BRIEF: Skip all pictures, then print the remaining material exactly.

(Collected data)
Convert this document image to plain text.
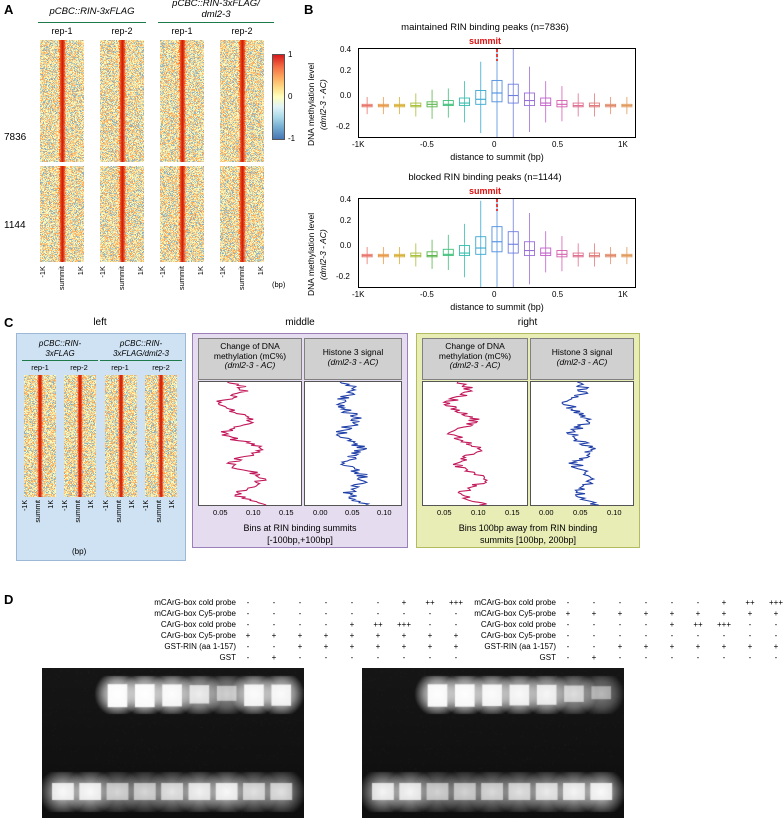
A	pCBC::RIN-3xFLAG
pCBC::RIN-3xFLAG/
dml2-3
rep-1	rep-2	rep-1	rep-2
7836
1144
-1K summit 1K -1K summit 1K -1K summit 1K -1K summit 1K
(bp)
1
0
-1
B
maintained RIN binding peaks (n=7836)
summit
DNA methylation level (dml2-3 - AC)
0.4
0.2
0.0
-0.2
-1K	-0.5	0	0.5	1K
distance to summit (bp)
blocked RIN binding peaks (n=1144)
summit
DNA methylation level (dml2-3 - AC)
0.4
0.2
0.0
-0.2
-1K	-0.5	0	0.5	1K
distance to summit (bp)
C	left	middle	right
pCBC::RIN-
3xFLAG
pCBC::RIN-
3xFLAG/dml2-3
rep-1	rep-2	rep-1	rep-2
-1K summit 1K -1K summit 1K -1K summit 1K -1K summit 1K
(bp)
Change of DNA
methylation (mC%)
(dml2-3 - AC)
Histone 3 signal
(dml2-3 - AC)
0.05 0.10 0.15	0.00 0.05 0.10
Bins at RIN binding summits
[-100bp,+100bp]
Change of DNA
methylation (mC%)
(dml2-3 - AC)
Histone 3 signal
(dml2-3 - AC)
0.05	0.10	0.15	0.00	0.05	0.10
Bins 100bp away from RIN binding
summits [100bp, 200bp]
D	mCArG-box cold probe	-	-	-	-	-	-	+	++	+++
mCArG-box Cy5-probe	-	-	-	-	-	-	-	-	-
CArG-box cold probe	-	-	-	-	+	++	+++	-	-
CArG-box Cy5-probe	+	+	+	+	+	+	+	+	+
GST-RIN (aa 1-157)	-	-	+	+	+	+	+	+	+
GST	-	+	-	-	-	-	-	-	-
mCArG-box cold probe	-	-	-	-	-	-	+	++	+++
mCArG-box Cy5-probe	+	+	+	+	+	+	+	+	+
CArG-box cold probe	-	-	-	-	+	++	+++	-	-
CArG-box Cy5-probe	-	-	-	-	-	-	-	-	-
GST-RIN (aa 1-157)	-	-	+	+	+	+	+	+	+
GST	-	+	-	-	-	-	-	-	-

THE COMPLETED TASK:
Convert this document image to plain text.
A	pCBC::RIN-3xFLAG
pCBC::RIN-3xFLAG/
dml2-3
rep-1	rep-2	rep-1	rep-2
7836
1144
-1K summit 1K -1K summit 1K -1K summit 1K -1K summit 1K
(bp)
1
0
-1
B
maintained RIN binding peaks (n=7836)
summit
DNA methylation level (dml2-3 - AC)
0.4
0.2
0.0
-0.2
-1K	-0.5	0	0.5	1K
distance to summit (bp)
blocked RIN binding peaks (n=1144)
summit
DNA methylation level (dml2-3 - AC)
0.4
0.2
0.0
-0.2
-1K	-0.5	0	0.5	1K
distance to summit (bp)
C	left	middle	right
pCBC::RIN-
3xFLAG
pCBC::RIN-
3xFLAG/dml2-3
rep-1	rep-2	rep-1	rep-2
-1K summit 1K -1K summit 1K -1K summit 1K -1K summit 1K
(bp)
Change of DNA
methylation (mC%)
(dml2-3 - AC)
Histone 3 signal
(dml2-3 - AC)
0.05 0.10 0.15	0.00 0.05 0.10
Bins at RIN binding summits
[-100bp,+100bp]
Change of DNA
methylation (mC%)
(dml2-3 - AC)
Histone 3 signal
(dml2-3 - AC)
0.05	0.10	0.15	0.00	0.05	0.10
Bins 100bp away from RIN binding
summits [100bp, 200bp]
D	mCArG-box cold probe	-	-	-	-	-	-	+	++	+++
mCArG-box Cy5-probe	-	-	-	-	-	-	-	-	-
CArG-box cold probe	-	-	-	-	+	++	+++	-	-
CArG-box Cy5-probe	+	+	+	+	+	+	+	+	+
GST-RIN (aa 1-157)	-	-	+	+	+	+	+	+	+
GST	-	+	-	-	-	-	-	-	-
mCArG-box cold probe	-	-	-	-	-	-	+	++	+++
mCArG-box Cy5-probe	+	+	+	+	+	+	+	+	+
CArG-box cold probe	-	-	-	-	+	++	+++	-	-
CArG-box Cy5-probe	-	-	-	-	-	-	-	-	-
GST-RIN (aa 1-157)	-	-	+	+	+	+	+	+	+
GST	-	+	-	-	-	-	-	-	-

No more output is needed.